### YOUR INSTRUCTIONS:
Output each line of the material exactly as it stands.

### MATERIAL SHOWN:
## Start

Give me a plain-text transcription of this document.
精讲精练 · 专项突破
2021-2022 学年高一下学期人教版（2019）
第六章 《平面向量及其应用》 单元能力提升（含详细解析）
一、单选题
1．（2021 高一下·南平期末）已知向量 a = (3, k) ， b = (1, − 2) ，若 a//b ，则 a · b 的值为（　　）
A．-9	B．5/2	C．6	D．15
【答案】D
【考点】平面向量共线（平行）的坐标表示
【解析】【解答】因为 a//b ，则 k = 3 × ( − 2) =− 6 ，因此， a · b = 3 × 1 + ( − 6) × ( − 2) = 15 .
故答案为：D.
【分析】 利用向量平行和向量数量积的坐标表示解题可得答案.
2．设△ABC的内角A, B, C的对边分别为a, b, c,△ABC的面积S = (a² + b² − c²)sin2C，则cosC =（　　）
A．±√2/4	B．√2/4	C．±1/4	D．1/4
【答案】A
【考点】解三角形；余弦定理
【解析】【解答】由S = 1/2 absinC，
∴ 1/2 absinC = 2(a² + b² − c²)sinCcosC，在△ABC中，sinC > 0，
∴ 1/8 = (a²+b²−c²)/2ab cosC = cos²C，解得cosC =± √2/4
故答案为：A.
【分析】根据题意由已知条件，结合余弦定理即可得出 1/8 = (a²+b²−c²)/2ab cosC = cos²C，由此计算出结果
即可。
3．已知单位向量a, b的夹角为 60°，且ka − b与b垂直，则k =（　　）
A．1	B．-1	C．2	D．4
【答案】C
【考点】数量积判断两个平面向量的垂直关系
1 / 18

## End

### EXPECTED ANSWER:
Give me a plain-text transcription of this document.
精讲精练 · 专项突破
2021-2022 学年高一下学期人教版（2019）
第六章 《平面向量及其应用》 单元能力提升（含详细解析）
一、单选题
1．（2021 高一下·南平期末）已知向量 a = (3, k) ， b = (1, − 2) ，若 a//b ，则 a · b 的值为（　　）
A．-9	B．5/2	C．6	D．15
【答案】D
【考点】平面向量共线（平行）的坐标表示
【解析】【解答】因为 a//b ，则 k = 3 × ( − 2) =− 6 ，因此， a · b = 3 × 1 + ( − 6) × ( − 2) = 15 .
故答案为：D.
【分析】 利用向量平行和向量数量积的坐标表示解题可得答案.
2．设△ABC的内角A, B, C的对边分别为a, b, c,△ABC的面积S = (a² + b² − c²)sin2C，则cosC =（　　）
A．±√2/4	B．√2/4	C．±1/4	D．1/4
【答案】A
【考点】解三角形；余弦定理
【解析】【解答】由S = 1/2 absinC，
∴ 1/2 absinC = 2(a² + b² − c²)sinCcosC，在△ABC中，sinC > 0，
∴ 1/8 = (a²+b²−c²)/2ab cosC = cos²C，解得cosC =± √2/4
故答案为：A.
【分析】根据题意由已知条件，结合余弦定理即可得出 1/8 = (a²+b²−c²)/2ab cosC = cos²C，由此计算出结果
即可。
3．已知单位向量a, b的夹角为 60°，且ka − b与b垂直，则k =（　　）
A．1	B．-1	C．2	D．4
【答案】C
【考点】数量积判断两个平面向量的垂直关系
1 / 18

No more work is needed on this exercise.